* [Written exercise]:
Reproduce the full listing that appears beneath this instruction exactly.

>> BEGIN

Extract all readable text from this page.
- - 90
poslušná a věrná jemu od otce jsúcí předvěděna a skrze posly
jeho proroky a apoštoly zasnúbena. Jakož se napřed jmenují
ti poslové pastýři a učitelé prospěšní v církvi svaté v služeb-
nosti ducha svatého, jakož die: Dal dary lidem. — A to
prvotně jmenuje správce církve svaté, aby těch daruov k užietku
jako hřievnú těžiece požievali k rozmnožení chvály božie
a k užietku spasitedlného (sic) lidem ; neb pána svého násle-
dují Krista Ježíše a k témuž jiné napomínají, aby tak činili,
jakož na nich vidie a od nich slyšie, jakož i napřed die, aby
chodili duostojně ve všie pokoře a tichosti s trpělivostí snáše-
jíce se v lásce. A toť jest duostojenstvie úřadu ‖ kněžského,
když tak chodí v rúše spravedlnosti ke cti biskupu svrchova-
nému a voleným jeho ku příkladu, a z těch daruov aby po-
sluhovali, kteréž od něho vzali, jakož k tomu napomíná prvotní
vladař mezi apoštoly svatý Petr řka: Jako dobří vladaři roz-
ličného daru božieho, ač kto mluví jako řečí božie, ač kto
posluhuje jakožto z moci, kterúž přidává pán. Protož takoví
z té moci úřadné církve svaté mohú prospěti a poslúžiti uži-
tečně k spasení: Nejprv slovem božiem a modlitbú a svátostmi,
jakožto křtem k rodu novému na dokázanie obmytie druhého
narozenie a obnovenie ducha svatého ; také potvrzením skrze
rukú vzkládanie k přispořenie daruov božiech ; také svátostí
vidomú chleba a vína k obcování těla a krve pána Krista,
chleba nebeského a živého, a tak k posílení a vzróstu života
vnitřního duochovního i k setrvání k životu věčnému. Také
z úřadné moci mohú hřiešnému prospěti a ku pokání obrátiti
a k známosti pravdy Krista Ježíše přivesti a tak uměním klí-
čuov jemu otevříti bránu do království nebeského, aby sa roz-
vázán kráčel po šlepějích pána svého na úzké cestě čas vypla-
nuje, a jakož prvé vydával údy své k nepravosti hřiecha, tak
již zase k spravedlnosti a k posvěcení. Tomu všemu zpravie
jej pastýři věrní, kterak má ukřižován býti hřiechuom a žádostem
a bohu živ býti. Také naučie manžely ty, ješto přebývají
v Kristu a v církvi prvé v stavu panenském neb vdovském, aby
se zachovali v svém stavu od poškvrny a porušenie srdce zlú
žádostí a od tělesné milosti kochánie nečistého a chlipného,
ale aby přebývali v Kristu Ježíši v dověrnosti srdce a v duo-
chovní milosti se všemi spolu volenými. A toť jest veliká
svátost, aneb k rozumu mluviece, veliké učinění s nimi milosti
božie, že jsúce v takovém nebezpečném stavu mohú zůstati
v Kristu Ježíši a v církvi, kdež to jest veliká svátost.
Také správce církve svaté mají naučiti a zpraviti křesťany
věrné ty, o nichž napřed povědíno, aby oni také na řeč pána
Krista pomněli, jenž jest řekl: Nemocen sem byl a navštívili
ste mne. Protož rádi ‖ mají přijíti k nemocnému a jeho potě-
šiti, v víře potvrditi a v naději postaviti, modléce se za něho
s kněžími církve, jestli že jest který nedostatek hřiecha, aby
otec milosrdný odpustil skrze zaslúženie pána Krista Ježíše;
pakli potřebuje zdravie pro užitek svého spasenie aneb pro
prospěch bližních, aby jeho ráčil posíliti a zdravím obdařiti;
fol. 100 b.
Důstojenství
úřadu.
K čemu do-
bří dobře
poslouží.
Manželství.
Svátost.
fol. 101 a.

>> END

* [Solution to this problem]:
Extract all readable text from this page.
- - 90
poslušná a věrná jemu od otce jsúcí předvěděna a skrze posly
jeho proroky a apoštoly zasnúbena. Jakož se napřed jmenují
ti poslové pastýři a učitelé prospěšní v církvi svaté v služeb-
nosti ducha svatého, jakož die: Dal dary lidem. — A to
prvotně jmenuje správce církve svaté, aby těch daruov k užietku
jako hřievnú těžiece požievali k rozmnožení chvály božie
a k užietku spasitedlného (sic) lidem ; neb pána svého násle-
dují Krista Ježíše a k témuž jiné napomínají, aby tak činili,
jakož na nich vidie a od nich slyšie, jakož i napřed die, aby
chodili duostojně ve všie pokoře a tichosti s trpělivostí snáše-
jíce se v lásce. A toť jest duostojenstvie úřadu ‖ kněžského,
když tak chodí v rúše spravedlnosti ke cti biskupu svrchova-
nému a voleným jeho ku příkladu, a z těch daruov aby po-
sluhovali, kteréž od něho vzali, jakož k tomu napomíná prvotní
vladař mezi apoštoly svatý Petr řka: Jako dobří vladaři roz-
ličného daru božieho, ač kto mluví jako řečí božie, ač kto
posluhuje jakožto z moci, kterúž přidává pán. Protož takoví
z té moci úřadné církve svaté mohú prospěti a poslúžiti uži-
tečně k spasení: Nejprv slovem božiem a modlitbú a svátostmi,
jakožto křtem k rodu novému na dokázanie obmytie druhého
narozenie a obnovenie ducha svatého ; také potvrzením skrze
rukú vzkládanie k přispořenie daruov božiech ; také svátostí
vidomú chleba a vína k obcování těla a krve pána Krista,
chleba nebeského a živého, a tak k posílení a vzróstu života
vnitřního duochovního i k setrvání k životu věčnému. Také
z úřadné moci mohú hřiešnému prospěti a ku pokání obrátiti
a k známosti pravdy Krista Ježíše přivesti a tak uměním klí-
čuov jemu otevříti bránu do království nebeského, aby sa roz-
vázán kráčel po šlepějích pána svého na úzké cestě čas vypla-
nuje, a jakož prvé vydával údy své k nepravosti hřiecha, tak
již zase k spravedlnosti a k posvěcení. Tomu všemu zpravie
jej pastýři věrní, kterak má ukřižován býti hřiechuom a žádostem
a bohu živ býti. Také naučie manžely ty, ješto přebývají
v Kristu a v církvi prvé v stavu panenském neb vdovském, aby
se zachovali v svém stavu od poškvrny a porušenie srdce zlú
žádostí a od tělesné milosti kochánie nečistého a chlipného,
ale aby přebývali v Kristu Ježíši v dověrnosti srdce a v duo-
chovní milosti se všemi spolu volenými. A toť jest veliká
svátost, aneb k rozumu mluviece, veliké učinění s nimi milosti
božie, že jsúce v takovém nebezpečném stavu mohú zůstati
v Kristu Ježíši a v církvi, kdež to jest veliká svátost.
Také správce církve svaté mají naučiti a zpraviti křesťany
věrné ty, o nichž napřed povědíno, aby oni také na řeč pána
Krista pomněli, jenž jest řekl: Nemocen sem byl a navštívili
ste mne. Protož rádi ‖ mají přijíti k nemocnému a jeho potě-
šiti, v víře potvrditi a v naději postaviti, modléce se za něho
s kněžími církve, jestli že jest který nedostatek hřiecha, aby
otec milosrdný odpustil skrze zaslúženie pána Krista Ježíše;
pakli potřebuje zdravie pro užitek svého spasenie aneb pro
prospěch bližních, aby jeho ráčil posíliti a zdravím obdařiti;
fol. 100 b.
Důstojenství
úřadu.
K čemu do-
bří dobře
poslouží.
Manželství.
Svátost.
fol. 101 a.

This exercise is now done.